Stored entries
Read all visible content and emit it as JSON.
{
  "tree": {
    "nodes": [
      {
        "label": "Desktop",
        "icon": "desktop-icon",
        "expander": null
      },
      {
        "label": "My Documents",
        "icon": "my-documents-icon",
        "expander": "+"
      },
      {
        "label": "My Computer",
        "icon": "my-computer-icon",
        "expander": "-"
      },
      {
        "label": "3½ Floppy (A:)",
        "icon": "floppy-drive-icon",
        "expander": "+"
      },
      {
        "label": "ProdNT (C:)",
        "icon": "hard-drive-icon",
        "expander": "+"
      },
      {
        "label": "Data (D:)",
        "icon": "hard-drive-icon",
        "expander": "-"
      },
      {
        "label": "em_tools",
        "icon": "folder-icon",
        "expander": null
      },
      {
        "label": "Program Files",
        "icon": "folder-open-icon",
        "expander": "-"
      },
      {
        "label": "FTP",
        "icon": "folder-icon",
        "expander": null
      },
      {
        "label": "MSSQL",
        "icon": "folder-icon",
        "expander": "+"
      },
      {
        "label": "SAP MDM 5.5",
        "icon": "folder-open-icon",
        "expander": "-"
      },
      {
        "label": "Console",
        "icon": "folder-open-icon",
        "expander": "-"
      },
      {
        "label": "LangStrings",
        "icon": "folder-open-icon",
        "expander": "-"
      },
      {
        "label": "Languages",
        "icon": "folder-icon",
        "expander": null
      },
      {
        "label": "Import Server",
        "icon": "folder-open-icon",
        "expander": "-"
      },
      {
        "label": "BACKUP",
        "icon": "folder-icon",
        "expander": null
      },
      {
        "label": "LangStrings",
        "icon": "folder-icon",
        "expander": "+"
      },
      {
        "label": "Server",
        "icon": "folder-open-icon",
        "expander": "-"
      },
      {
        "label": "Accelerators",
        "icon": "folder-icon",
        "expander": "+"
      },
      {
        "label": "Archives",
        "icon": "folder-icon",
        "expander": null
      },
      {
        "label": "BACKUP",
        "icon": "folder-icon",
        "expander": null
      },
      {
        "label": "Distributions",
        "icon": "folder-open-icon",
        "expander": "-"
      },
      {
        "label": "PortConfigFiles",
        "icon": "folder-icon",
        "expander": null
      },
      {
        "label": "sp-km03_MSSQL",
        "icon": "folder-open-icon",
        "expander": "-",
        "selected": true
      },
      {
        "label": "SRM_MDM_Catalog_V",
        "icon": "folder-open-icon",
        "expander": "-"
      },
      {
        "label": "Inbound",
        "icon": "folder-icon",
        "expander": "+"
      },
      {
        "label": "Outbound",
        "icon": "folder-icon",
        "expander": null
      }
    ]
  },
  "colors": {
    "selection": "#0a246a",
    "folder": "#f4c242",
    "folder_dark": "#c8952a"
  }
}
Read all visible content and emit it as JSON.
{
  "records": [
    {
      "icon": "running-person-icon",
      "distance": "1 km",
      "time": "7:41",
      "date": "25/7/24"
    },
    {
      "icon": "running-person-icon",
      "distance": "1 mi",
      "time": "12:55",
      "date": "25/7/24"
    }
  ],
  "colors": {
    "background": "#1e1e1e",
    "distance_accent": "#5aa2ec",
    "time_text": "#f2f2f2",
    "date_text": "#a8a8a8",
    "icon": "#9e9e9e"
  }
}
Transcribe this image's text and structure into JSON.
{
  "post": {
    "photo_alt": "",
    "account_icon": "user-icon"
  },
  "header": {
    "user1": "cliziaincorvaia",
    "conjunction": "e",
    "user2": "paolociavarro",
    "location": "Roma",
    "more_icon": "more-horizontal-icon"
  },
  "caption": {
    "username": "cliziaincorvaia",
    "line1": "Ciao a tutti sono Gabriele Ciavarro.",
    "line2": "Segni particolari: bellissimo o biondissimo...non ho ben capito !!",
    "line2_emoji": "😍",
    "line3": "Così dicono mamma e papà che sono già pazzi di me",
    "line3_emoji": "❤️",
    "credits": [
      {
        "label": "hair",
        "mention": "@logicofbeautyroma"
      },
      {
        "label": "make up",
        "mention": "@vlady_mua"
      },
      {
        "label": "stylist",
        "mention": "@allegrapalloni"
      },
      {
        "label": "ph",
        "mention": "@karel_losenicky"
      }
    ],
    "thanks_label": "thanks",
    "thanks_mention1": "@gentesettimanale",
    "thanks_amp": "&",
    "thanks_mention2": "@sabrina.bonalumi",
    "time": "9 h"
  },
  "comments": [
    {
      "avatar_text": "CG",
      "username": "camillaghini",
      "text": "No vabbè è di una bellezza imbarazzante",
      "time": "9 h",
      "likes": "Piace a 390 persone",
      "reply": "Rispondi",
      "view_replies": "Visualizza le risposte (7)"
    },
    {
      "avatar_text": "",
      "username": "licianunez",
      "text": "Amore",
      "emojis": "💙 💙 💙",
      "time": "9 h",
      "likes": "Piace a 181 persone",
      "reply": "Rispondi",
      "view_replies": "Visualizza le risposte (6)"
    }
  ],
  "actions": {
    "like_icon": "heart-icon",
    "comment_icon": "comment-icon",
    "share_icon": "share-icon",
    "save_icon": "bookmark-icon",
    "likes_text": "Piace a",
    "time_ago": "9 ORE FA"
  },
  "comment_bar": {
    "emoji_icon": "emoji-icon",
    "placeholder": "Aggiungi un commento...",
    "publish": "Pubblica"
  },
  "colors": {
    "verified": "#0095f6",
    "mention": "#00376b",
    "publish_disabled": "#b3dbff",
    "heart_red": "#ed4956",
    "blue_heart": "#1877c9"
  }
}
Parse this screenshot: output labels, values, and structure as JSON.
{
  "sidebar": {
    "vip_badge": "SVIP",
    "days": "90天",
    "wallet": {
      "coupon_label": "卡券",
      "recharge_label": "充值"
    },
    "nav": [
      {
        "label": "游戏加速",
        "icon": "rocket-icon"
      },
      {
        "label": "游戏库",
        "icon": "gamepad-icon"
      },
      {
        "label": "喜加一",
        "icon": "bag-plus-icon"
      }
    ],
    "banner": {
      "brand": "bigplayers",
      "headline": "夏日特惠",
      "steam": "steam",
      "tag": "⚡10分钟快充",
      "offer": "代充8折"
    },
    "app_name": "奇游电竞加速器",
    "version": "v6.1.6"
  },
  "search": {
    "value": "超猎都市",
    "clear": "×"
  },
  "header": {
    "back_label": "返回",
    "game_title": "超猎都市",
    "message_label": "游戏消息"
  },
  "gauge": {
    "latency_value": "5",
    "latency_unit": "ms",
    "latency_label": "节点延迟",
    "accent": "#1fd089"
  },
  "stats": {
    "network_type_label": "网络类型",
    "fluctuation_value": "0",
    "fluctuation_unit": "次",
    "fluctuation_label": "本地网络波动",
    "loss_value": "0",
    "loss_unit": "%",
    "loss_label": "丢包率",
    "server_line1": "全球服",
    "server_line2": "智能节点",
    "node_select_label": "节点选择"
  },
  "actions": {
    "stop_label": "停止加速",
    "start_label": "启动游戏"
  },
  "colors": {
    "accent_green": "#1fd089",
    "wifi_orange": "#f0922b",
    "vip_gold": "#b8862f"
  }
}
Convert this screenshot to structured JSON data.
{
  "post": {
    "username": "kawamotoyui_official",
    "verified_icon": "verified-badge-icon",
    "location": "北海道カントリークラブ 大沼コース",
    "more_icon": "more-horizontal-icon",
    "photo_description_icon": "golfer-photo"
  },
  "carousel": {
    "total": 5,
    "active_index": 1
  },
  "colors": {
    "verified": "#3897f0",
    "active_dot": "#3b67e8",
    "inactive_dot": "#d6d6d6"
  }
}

§ **Given task**
Where a line above contains the string "username", copy that line.

§ **Solution to this exercise**
    "username": "cliziaincorvaia",
      "username": "camillaghini",
      "username": "licianunez",
    "username": "kawamotoyui_official",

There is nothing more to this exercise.